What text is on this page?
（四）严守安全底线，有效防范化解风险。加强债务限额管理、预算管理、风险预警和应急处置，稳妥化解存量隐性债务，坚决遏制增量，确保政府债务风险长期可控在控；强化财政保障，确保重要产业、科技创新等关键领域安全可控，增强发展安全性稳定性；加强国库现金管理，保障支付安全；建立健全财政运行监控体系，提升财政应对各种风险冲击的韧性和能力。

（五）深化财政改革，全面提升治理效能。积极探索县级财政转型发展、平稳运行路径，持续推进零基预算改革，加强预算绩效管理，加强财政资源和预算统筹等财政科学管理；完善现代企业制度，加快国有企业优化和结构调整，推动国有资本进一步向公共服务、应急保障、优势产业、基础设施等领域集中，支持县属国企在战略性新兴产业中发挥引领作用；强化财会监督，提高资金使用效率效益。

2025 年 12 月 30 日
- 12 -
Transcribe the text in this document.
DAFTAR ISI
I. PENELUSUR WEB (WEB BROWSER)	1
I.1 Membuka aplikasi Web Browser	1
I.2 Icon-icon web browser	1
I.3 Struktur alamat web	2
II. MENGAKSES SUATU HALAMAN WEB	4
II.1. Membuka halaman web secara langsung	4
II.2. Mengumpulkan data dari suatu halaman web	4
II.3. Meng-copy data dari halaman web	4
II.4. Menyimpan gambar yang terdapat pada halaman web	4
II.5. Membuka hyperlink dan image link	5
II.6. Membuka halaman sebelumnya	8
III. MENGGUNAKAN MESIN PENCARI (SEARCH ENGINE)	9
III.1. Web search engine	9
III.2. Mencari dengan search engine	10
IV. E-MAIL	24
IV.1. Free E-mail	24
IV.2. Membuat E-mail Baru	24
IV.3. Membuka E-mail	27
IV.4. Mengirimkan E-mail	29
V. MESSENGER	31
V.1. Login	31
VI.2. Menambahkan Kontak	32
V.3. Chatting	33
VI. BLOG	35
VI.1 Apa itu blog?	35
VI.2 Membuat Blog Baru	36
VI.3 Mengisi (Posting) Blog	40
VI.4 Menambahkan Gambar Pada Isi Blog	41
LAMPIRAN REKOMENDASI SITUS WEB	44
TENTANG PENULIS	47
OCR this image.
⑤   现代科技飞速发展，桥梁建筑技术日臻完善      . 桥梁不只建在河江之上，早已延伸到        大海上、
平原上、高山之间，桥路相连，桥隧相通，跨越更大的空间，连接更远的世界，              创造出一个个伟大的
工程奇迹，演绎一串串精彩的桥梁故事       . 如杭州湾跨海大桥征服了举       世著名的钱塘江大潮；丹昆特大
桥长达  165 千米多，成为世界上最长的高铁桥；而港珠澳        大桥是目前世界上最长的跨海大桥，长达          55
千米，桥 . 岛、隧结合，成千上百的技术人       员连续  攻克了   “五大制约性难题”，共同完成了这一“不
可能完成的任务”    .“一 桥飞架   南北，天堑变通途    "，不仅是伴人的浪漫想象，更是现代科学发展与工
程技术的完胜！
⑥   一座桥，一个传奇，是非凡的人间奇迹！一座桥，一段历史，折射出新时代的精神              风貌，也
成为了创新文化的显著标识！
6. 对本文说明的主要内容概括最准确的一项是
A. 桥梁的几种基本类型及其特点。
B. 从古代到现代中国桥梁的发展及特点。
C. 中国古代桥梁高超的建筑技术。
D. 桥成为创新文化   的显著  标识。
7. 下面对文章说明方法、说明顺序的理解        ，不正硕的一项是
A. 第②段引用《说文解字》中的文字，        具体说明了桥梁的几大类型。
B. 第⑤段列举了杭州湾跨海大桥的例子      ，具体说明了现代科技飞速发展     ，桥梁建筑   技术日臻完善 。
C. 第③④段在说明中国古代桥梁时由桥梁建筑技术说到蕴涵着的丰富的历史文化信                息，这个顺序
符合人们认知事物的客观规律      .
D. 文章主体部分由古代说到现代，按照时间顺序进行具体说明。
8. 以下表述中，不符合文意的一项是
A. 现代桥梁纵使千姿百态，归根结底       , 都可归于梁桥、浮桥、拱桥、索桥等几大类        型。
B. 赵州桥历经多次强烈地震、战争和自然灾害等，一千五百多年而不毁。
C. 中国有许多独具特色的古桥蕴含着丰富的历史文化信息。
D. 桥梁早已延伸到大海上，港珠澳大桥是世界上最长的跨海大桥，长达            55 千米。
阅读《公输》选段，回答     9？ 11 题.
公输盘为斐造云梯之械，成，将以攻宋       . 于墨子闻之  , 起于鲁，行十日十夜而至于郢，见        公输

※ ※ ※

### Task brief
Go through the records above and set each one down exactly, please.

### Exercise solution
What text is on this page?
（四）严守安全底线，有效防范化解风险。加强债务限额管理、预算管理、风险预警和应急处置，稳妥化解存量隐性债务，坚决遏制增量，确保政府债务风险长期可控在控；强化财政保障，确保重要产业、科技创新等关键领域安全可控，增强发展安全性稳定性；加强国库现金管理，保障支付安全；建立健全财政运行监控体系，提升财政应对各种风险冲击的韧性和能力。

（五）深化财政改革，全面提升治理效能。积极探索县级财政转型发展、平稳运行路径，持续推进零基预算改革，加强预算绩效管理，加强财政资源和预算统筹等财政科学管理；完善现代企业制度，加快国有企业优化和结构调整，推动国有资本进一步向公共服务、应急保障、优势产业、基础设施等领域集中，支持县属国企在战略性新兴产业中发挥引领作用；强化财会监督，提高资金使用效率效益。

2025 年 12 月 30 日
- 12 -
Transcribe the text in this document.
DAFTAR ISI
I. PENELUSUR WEB (WEB BROWSER)	1
I.1 Membuka aplikasi Web Browser	1
I.2 Icon-icon web browser	1
I.3 Struktur alamat web	2
II. MENGAKSES SUATU HALAMAN WEB	4
II.1. Membuka halaman web secara langsung	4
II.2. Mengumpulkan data dari suatu halaman web	4
II.3. Meng-copy data dari halaman web	4
II.4. Menyimpan gambar yang terdapat pada halaman web	4
II.5. Membuka hyperlink dan image link	5
II.6. Membuka halaman sebelumnya	8
III. MENGGUNAKAN MESIN PENCARI (SEARCH ENGINE)	9
III.1. Web search engine	9
III.2. Mencari dengan search engine	10
IV. E-MAIL	24
IV.1. Free E-mail	24
IV.2. Membuat E-mail Baru	24
IV.3. Membuka E-mail	27
IV.4. Mengirimkan E-mail	29
V. MESSENGER	31
V.1. Login	31
VI.2. Menambahkan Kontak	32
V.3. Chatting	33
VI. BLOG	35
VI.1 Apa itu blog?	35
VI.2 Membuat Blog Baru	36
VI.3 Mengisi (Posting) Blog	40
VI.4 Menambahkan Gambar Pada Isi Blog	41
LAMPIRAN REKOMENDASI SITUS WEB	44
TENTANG PENULIS	47
OCR this image.
⑤   现代科技飞速发展，桥梁建筑技术日臻完善      . 桥梁不只建在河江之上，早已延伸到        大海上、
平原上、高山之间，桥路相连，桥隧相通，跨越更大的空间，连接更远的世界，              创造出一个个伟大的
工程奇迹，演绎一串串精彩的桥梁故事       . 如杭州湾跨海大桥征服了举       世著名的钱塘江大潮；丹昆特大
桥长达  165 千米多，成为世界上最长的高铁桥；而港珠澳        大桥是目前世界上最长的跨海大桥，长达          55
千米，桥 . 岛、隧结合，成千上百的技术人       员连续  攻克了   “五大制约性难题”，共同完成了这一“不
可能完成的任务”    .“一 桥飞架   南北，天堑变通途    "，不仅是伴人的浪漫想象，更是现代科学发展与工
程技术的完胜！
⑥   一座桥，一个传奇，是非凡的人间奇迹！一座桥，一段历史，折射出新时代的精神              风貌，也
成为了创新文化的显著标识！
6. 对本文说明的主要内容概括最准确的一项是
A. 桥梁的几种基本类型及其特点。
B. 从古代到现代中国桥梁的发展及特点。
C. 中国古代桥梁高超的建筑技术。
D. 桥成为创新文化   的显著  标识。
7. 下面对文章说明方法、说明顺序的理解        ，不正硕的一项是
A. 第②段引用《说文解字》中的文字，        具体说明了桥梁的几大类型。
B. 第⑤段列举了杭州湾跨海大桥的例子      ，具体说明了现代科技飞速发展     ，桥梁建筑   技术日臻完善 。
C. 第③④段在说明中国古代桥梁时由桥梁建筑技术说到蕴涵着的丰富的历史文化信                息，这个顺序
符合人们认知事物的客观规律      .
D. 文章主体部分由古代说到现代，按照时间顺序进行具体说明。
8. 以下表述中，不符合文意的一项是
A. 现代桥梁纵使千姿百态，归根结底       , 都可归于梁桥、浮桥、拱桥、索桥等几大类        型。
B. 赵州桥历经多次强烈地震、战争和自然灾害等，一千五百多年而不毁。
C. 中国有许多独具特色的古桥蕴含着丰富的历史文化信息。
D. 桥梁早已延伸到大海上，港珠澳大桥是世界上最长的跨海大桥，长达            55 千米。
阅读《公输》选段，回答     9？ 11 题.
公输盘为斐造云梯之械，成，将以攻宋       . 于墨子闻之  , 起于鲁，行十日十夜而至于郢，见        公输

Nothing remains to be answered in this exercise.